** START INPUT MATERIAL **
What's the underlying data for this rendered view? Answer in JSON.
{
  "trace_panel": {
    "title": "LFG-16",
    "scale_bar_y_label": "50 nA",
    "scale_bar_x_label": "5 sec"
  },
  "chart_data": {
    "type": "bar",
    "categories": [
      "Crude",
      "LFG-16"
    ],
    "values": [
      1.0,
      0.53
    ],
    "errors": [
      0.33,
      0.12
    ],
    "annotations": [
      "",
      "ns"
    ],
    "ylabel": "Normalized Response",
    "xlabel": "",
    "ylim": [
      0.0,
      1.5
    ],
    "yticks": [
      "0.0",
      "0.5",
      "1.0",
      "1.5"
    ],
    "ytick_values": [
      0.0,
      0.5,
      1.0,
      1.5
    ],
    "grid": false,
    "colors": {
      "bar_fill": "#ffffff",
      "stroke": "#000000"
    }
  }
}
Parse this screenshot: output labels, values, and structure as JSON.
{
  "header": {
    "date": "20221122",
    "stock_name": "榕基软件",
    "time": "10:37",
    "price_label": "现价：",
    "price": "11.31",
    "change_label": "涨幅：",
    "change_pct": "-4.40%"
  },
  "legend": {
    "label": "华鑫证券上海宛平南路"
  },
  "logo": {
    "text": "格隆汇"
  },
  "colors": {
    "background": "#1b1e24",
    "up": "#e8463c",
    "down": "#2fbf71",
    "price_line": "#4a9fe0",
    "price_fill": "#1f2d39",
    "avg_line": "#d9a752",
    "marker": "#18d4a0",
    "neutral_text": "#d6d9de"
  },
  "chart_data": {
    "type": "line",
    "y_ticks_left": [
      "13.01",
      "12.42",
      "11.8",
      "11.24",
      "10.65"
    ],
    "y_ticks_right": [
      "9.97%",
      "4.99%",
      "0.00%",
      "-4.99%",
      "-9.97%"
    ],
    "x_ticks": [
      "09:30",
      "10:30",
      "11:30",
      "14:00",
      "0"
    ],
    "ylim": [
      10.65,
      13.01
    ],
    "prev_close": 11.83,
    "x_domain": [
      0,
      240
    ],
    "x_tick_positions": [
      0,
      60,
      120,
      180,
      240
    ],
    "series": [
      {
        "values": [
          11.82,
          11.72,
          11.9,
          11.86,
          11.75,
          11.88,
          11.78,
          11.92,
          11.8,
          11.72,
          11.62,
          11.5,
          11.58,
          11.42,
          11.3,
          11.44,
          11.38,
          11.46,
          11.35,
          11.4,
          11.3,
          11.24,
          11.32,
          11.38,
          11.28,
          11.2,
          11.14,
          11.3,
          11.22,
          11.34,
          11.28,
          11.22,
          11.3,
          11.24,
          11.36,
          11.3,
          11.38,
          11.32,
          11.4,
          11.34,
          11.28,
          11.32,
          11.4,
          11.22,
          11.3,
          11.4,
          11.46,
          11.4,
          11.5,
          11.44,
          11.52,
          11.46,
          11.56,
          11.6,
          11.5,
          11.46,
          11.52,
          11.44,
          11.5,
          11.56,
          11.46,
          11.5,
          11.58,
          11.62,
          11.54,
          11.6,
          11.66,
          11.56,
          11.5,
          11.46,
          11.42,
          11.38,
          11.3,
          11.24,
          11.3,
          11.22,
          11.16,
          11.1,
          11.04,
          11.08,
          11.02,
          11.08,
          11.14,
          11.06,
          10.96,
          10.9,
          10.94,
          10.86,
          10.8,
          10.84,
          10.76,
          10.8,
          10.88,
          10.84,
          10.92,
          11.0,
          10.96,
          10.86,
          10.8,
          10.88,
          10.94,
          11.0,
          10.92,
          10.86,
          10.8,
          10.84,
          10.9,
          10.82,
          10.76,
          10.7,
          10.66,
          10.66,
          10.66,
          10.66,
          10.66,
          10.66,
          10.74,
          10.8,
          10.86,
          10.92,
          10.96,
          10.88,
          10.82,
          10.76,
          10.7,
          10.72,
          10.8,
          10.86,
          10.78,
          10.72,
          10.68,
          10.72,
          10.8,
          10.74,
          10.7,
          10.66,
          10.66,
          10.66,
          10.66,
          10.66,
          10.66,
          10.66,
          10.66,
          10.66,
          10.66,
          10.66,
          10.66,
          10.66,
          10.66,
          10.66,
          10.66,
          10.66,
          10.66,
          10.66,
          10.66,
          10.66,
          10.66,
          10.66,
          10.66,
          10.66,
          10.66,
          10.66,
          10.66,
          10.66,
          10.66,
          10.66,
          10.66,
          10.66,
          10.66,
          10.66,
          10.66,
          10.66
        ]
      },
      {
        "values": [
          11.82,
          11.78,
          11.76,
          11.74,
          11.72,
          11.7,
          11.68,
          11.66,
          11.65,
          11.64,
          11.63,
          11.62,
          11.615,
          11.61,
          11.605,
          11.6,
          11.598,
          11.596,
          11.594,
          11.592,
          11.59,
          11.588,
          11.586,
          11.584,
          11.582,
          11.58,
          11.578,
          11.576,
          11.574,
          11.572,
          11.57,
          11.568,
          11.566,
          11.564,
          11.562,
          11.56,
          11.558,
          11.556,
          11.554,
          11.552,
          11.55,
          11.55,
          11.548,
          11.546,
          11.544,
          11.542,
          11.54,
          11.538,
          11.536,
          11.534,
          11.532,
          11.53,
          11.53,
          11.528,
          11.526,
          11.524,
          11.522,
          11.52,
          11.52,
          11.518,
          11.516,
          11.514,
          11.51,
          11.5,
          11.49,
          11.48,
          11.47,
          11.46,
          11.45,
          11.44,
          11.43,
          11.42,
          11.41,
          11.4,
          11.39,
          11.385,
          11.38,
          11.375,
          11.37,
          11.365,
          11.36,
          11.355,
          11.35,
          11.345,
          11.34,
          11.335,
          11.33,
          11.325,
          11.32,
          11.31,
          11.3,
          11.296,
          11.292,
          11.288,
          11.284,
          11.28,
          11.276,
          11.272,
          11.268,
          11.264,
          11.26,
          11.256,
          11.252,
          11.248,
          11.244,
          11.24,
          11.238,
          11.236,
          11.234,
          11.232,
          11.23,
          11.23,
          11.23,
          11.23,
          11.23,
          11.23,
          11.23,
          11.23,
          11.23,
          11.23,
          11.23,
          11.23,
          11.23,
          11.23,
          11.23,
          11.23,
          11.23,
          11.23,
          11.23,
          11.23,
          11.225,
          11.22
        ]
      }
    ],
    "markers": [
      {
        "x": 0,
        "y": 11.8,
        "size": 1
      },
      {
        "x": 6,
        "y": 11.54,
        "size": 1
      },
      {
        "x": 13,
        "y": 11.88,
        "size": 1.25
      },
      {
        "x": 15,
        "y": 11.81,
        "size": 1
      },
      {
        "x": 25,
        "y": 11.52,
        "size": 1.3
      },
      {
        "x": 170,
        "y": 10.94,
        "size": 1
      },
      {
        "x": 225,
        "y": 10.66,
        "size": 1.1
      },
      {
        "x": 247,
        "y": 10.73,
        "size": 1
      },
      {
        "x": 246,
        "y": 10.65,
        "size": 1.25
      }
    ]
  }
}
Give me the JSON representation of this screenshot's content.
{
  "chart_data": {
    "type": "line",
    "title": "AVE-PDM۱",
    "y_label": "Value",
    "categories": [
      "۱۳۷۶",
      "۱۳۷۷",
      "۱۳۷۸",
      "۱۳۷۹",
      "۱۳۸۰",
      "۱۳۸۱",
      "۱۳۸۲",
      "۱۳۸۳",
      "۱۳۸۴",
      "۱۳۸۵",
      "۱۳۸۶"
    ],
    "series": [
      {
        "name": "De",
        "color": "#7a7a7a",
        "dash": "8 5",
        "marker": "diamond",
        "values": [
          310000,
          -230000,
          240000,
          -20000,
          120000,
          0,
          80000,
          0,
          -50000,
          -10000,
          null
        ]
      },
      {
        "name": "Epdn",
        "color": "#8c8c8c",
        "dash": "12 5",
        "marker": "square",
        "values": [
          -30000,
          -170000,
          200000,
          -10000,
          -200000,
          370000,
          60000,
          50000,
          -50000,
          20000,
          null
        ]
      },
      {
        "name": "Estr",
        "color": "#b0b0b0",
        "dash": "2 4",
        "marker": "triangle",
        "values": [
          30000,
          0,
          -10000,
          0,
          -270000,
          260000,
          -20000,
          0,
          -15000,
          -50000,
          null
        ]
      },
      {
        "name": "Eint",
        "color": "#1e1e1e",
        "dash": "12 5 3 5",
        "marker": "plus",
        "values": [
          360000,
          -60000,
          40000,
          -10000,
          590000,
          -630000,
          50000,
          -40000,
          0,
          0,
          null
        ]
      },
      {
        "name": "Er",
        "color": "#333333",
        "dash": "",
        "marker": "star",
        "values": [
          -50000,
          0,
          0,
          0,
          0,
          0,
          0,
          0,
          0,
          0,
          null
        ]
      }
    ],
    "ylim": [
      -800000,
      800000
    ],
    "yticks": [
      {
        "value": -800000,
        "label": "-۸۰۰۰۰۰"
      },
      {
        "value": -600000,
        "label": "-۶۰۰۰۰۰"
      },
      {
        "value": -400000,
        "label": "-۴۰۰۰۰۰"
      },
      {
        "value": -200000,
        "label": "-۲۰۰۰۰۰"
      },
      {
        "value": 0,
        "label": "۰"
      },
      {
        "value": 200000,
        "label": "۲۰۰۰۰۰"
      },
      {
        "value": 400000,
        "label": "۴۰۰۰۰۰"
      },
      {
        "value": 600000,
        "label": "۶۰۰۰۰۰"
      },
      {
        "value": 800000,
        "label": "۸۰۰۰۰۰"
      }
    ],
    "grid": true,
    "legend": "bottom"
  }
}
** END INPUT MATERIAL **
- WORK TO COMPLETE -
Pick out and copy every line that contains the word "this".

- RESULT BELOW -
What's the underlying data for this rendered view? Answer in JSON.
Parse this screenshot: output labels, values, and structure as JSON.
Give me the JSON representation of this screenshot's content.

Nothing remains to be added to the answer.